• [DIRECTION]
Copy out every record below with complete accuracy.

· · · · ·

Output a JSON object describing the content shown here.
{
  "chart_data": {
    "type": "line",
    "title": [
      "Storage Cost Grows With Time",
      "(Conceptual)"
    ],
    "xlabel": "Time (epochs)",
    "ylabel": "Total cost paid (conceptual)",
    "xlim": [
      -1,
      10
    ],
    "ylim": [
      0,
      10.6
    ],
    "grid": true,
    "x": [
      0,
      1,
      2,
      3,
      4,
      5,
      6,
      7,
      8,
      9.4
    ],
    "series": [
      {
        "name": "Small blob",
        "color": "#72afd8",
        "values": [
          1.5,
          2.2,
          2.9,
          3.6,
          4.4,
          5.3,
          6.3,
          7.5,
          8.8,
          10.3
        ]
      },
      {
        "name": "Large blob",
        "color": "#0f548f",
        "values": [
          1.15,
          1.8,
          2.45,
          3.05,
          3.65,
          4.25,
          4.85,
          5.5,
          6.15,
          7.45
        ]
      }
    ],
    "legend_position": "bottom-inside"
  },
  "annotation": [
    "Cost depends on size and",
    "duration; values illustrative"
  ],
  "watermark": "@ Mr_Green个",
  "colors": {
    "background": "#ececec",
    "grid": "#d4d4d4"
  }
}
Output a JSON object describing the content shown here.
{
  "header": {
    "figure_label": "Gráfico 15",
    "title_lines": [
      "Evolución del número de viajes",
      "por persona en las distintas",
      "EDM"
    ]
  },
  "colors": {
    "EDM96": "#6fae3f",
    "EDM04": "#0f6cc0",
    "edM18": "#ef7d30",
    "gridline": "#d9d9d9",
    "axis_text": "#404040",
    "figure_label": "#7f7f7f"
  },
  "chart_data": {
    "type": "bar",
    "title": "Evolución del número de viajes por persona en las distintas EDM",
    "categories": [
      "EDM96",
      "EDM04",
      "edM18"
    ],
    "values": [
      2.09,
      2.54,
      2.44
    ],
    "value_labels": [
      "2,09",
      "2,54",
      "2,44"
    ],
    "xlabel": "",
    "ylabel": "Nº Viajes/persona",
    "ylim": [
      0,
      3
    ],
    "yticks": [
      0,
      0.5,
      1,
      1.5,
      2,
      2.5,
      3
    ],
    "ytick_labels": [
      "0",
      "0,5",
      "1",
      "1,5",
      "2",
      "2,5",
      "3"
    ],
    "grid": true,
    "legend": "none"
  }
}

· · · · ·

• [FINISHED EXERCISE]
Output a JSON object describing the content shown here.
{
  "chart_data": {
    "type": "line",
    "title": [
      "Storage Cost Grows With Time",
      "(Conceptual)"
    ],
    "xlabel": "Time (epochs)",
    "ylabel": "Total cost paid (conceptual)",
    "xlim": [
      -1,
      10
    ],
    "ylim": [
      0,
      10.6
    ],
    "grid": true,
    "x": [
      0,
      1,
      2,
      3,
      4,
      5,
      6,
      7,
      8,
      9.4
    ],
    "series": [
      {
        "name": "Small blob",
        "color": "#72afd8",
        "values": [
          1.5,
          2.2,
          2.9,
          3.6,
          4.4,
          5.3,
          6.3,
          7.5,
          8.8,
          10.3
        ]
      },
      {
        "name": "Large blob",
        "color": "#0f548f",
        "values": [
          1.15,
          1.8,
          2.45,
          3.05,
          3.65,
          4.25,
          4.85,
          5.5,
          6.15,
          7.45
        ]
      }
    ],
    "legend_position": "bottom-inside"
  },
  "annotation": [
    "Cost depends on size and",
    "duration; values illustrative"
  ],
  "watermark": "@ Mr_Green个",
  "colors": {
    "background": "#ececec",
    "grid": "#d4d4d4"
  }
}
Output a JSON object describing the content shown here.
{
  "header": {
    "figure_label": "Gráfico 15",
    "title_lines": [
      "Evolución del número de viajes",
      "por persona en las distintas",
      "EDM"
    ]
  },
  "colors": {
    "EDM96": "#6fae3f",
    "EDM04": "#0f6cc0",
    "edM18": "#ef7d30",
    "gridline": "#d9d9d9",
    "axis_text": "#404040",
    "figure_label": "#7f7f7f"
  },
  "chart_data": {
    "type": "bar",
    "title": "Evolución del número de viajes por persona en las distintas EDM",
    "categories": [
      "EDM96",
      "EDM04",
      "edM18"
    ],
    "values": [
      2.09,
      2.54,
      2.44
    ],
    "value_labels": [
      "2,09",
      "2,54",
      "2,44"
    ],
    "xlabel": "",
    "ylabel": "Nº Viajes/persona",
    "ylim": [
      0,
      3
    ],
    "yticks": [
      0,
      0.5,
      1,
      1.5,
      2,
      2.5,
      3
    ],
    "ytick_labels": [
      "0",
      "0,5",
      "1",
      "1,5",
      "2",
      "2,5",
      "3"
    ],
    "grid": true,
    "legend": "none"
  }
}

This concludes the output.